** start of Given records **
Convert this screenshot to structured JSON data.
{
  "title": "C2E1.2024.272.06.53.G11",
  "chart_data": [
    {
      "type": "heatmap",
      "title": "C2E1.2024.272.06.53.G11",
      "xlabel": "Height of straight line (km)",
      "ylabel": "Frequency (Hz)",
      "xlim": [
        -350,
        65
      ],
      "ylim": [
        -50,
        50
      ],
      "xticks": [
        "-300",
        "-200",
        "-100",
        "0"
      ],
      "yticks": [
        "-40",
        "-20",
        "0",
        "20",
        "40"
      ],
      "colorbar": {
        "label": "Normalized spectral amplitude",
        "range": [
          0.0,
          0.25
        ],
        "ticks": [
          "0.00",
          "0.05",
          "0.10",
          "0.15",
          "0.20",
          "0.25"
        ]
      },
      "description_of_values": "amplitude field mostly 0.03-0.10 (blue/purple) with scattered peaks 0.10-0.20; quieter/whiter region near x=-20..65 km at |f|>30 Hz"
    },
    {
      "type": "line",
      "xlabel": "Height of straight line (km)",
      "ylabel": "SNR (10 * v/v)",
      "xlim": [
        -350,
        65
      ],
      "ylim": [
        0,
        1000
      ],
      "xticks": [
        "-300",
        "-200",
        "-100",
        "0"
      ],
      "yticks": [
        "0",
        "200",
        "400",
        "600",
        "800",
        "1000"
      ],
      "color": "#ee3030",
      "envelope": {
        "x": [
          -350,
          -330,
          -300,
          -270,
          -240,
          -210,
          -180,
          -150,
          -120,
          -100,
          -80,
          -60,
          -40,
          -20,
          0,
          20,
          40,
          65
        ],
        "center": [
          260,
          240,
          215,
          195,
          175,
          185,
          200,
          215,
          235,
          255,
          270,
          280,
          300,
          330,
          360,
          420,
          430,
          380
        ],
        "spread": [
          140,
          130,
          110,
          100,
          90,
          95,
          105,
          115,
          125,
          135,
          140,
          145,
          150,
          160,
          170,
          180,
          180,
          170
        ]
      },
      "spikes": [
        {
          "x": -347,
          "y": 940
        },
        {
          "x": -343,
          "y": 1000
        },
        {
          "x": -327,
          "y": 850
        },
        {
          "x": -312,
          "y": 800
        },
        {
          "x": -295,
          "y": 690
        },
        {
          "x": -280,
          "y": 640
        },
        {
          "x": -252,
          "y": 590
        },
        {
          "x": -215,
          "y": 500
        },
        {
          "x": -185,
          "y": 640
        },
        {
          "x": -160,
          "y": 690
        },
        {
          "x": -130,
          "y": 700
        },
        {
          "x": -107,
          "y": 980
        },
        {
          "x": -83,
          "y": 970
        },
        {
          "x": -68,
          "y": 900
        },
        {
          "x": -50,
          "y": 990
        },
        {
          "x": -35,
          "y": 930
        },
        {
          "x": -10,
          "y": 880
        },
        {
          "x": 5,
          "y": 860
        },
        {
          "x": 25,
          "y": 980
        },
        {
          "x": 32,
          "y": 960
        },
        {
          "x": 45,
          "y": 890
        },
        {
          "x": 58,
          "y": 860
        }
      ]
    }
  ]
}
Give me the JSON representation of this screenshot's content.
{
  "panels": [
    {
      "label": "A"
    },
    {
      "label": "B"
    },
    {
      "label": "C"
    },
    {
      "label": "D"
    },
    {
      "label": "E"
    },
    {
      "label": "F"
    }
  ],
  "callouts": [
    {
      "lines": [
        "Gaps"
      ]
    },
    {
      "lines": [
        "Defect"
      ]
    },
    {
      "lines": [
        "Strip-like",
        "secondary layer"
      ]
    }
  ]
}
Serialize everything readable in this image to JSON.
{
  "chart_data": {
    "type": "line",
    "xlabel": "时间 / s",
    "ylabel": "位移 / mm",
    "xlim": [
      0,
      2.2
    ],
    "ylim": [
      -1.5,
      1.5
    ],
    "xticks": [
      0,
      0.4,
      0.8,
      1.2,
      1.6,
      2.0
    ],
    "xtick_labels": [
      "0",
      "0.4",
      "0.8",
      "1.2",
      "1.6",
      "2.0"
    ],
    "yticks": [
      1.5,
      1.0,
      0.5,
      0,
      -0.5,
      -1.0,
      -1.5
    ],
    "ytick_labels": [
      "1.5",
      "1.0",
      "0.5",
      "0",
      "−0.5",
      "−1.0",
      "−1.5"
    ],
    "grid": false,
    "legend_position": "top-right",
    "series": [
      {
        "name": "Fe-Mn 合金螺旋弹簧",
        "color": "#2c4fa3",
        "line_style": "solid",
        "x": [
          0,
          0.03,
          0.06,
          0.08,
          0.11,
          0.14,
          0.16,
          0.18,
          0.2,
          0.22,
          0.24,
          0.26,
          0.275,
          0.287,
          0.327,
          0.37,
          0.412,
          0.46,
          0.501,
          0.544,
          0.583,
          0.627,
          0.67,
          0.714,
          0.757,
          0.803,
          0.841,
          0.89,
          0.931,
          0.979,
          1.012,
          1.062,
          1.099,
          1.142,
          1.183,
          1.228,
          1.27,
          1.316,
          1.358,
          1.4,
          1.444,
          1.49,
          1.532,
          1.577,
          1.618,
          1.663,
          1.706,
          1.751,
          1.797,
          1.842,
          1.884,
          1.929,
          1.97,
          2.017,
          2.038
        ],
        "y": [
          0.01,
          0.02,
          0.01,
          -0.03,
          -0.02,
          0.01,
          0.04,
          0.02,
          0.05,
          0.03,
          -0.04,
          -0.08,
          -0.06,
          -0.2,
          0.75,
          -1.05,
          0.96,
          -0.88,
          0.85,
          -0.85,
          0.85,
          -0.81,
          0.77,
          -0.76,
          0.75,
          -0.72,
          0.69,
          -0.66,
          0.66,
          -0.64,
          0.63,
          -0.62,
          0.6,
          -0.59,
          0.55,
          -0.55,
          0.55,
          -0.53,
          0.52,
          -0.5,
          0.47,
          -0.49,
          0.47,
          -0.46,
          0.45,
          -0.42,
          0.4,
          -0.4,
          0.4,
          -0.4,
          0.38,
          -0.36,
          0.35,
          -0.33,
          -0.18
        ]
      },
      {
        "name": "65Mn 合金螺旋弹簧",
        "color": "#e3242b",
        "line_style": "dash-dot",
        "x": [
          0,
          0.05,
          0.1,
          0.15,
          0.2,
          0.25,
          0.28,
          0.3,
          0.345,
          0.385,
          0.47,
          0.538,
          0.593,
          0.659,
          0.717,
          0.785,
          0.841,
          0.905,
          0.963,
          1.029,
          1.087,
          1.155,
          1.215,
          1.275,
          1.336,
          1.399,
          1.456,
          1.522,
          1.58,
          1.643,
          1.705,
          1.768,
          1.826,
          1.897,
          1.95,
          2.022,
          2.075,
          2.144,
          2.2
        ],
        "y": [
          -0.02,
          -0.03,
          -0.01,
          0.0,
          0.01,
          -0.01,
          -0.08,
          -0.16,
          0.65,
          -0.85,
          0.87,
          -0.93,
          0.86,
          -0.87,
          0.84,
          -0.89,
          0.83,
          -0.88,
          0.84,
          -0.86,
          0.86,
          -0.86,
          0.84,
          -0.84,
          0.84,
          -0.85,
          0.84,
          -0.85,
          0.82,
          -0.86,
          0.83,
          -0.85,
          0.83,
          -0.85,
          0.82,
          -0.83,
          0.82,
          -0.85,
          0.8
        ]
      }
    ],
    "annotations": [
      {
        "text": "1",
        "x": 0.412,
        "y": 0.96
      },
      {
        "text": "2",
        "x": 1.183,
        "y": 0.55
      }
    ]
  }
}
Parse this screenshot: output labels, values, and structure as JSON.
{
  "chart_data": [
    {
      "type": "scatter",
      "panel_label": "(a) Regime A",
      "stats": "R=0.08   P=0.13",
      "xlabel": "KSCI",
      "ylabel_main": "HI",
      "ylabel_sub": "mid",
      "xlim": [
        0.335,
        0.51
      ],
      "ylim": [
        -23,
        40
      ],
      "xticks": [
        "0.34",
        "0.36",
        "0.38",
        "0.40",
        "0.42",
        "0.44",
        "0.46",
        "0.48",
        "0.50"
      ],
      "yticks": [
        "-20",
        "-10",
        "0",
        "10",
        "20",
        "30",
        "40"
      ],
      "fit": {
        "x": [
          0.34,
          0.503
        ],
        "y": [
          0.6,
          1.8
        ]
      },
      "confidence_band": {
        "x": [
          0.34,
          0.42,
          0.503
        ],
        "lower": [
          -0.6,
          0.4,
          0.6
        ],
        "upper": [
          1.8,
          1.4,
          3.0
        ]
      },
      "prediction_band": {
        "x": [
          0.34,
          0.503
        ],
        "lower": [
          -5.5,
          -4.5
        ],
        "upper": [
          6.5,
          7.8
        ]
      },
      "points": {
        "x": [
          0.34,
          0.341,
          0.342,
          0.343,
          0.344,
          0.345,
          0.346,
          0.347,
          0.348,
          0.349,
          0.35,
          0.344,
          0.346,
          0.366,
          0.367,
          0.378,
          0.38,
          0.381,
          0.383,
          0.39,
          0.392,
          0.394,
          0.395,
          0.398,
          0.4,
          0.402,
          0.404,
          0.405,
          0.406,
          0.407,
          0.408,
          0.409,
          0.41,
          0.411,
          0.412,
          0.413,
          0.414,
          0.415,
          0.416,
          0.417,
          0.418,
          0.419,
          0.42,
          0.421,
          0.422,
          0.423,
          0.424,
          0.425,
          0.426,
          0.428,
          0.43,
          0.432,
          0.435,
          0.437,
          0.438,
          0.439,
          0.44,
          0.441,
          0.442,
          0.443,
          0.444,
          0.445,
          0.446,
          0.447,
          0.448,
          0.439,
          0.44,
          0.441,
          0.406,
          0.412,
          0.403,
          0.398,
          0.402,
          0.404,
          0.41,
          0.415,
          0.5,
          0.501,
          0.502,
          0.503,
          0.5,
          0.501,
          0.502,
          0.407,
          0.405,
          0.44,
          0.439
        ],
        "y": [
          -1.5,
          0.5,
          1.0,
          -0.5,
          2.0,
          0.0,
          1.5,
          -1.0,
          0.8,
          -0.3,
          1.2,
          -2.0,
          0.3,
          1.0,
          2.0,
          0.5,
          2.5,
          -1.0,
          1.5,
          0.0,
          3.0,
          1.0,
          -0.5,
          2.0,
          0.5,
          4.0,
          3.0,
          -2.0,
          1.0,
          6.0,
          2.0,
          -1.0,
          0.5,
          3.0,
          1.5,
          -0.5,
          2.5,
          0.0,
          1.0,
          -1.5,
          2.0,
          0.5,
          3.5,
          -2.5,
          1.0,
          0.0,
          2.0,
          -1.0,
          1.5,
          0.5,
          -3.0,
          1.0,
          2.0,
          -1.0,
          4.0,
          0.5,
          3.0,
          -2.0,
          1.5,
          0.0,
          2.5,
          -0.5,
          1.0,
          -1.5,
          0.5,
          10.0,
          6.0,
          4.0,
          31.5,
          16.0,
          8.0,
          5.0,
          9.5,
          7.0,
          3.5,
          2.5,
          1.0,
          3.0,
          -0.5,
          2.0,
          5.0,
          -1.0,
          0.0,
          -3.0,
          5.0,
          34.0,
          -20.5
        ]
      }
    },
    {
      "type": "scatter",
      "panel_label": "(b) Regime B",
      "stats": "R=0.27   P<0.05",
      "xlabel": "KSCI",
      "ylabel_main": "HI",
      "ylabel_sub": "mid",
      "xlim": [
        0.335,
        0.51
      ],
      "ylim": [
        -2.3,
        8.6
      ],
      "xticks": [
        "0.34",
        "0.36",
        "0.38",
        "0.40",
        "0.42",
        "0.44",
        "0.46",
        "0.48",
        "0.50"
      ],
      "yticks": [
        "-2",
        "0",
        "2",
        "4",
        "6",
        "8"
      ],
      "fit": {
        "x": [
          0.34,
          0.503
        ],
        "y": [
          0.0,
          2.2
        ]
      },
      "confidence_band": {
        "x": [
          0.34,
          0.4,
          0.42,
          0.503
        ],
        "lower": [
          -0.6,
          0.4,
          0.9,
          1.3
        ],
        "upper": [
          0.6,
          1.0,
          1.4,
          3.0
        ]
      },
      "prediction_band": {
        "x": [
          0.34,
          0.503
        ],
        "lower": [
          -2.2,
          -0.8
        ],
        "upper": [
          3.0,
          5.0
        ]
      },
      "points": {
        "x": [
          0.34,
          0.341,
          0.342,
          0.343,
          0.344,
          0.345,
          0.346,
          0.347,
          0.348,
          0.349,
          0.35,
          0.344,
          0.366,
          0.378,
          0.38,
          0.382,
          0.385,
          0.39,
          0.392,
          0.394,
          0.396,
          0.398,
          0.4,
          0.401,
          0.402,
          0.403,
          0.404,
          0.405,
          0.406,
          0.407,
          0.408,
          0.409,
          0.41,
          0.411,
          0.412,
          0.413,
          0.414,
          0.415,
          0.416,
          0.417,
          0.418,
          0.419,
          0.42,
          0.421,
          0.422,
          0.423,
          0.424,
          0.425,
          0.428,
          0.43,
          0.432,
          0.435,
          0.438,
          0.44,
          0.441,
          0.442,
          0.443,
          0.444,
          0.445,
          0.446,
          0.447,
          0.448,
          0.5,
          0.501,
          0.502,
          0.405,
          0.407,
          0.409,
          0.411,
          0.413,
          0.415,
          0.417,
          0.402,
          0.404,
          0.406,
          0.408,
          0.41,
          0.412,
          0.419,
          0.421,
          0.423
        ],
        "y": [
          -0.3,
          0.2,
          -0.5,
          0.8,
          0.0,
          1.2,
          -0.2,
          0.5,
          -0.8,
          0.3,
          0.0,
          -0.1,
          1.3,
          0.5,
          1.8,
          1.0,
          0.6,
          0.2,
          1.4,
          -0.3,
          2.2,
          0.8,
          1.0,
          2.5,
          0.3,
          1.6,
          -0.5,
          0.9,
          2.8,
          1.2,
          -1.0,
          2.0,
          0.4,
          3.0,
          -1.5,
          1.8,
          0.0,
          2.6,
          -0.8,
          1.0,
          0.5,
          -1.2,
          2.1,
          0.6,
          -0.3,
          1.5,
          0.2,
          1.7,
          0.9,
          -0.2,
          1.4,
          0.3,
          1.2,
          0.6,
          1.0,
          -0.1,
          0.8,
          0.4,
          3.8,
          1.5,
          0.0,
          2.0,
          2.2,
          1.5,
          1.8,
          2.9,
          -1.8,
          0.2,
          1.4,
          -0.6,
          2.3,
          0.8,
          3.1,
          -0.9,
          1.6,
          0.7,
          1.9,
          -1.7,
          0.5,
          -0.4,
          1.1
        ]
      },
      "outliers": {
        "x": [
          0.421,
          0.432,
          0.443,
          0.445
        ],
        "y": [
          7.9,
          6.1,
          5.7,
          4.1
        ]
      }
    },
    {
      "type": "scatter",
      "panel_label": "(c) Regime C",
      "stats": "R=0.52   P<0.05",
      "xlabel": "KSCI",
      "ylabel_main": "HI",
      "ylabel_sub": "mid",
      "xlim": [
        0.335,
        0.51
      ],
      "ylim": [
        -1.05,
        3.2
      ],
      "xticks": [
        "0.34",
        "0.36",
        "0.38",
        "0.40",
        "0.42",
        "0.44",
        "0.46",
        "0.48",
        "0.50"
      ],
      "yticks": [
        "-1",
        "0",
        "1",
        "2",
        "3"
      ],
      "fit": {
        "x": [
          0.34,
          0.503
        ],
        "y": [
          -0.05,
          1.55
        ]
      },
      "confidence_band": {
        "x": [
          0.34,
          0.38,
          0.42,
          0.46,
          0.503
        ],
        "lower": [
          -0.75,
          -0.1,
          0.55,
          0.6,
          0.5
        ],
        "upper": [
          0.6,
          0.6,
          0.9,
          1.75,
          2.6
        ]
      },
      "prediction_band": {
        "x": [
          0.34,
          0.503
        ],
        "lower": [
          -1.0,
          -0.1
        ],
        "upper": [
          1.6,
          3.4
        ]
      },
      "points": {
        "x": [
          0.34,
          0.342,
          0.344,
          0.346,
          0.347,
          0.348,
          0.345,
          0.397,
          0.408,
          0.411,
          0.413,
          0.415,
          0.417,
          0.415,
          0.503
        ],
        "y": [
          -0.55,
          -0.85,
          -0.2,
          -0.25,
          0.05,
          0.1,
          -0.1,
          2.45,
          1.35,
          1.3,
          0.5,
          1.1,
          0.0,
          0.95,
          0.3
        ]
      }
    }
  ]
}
** end of Given records **
Identify every line holding the word "Regime" and copy it out.

      "panel_label": "(a) Regime A",
      "panel_label": "(b) Regime B",
      "panel_label": "(c) Regime C",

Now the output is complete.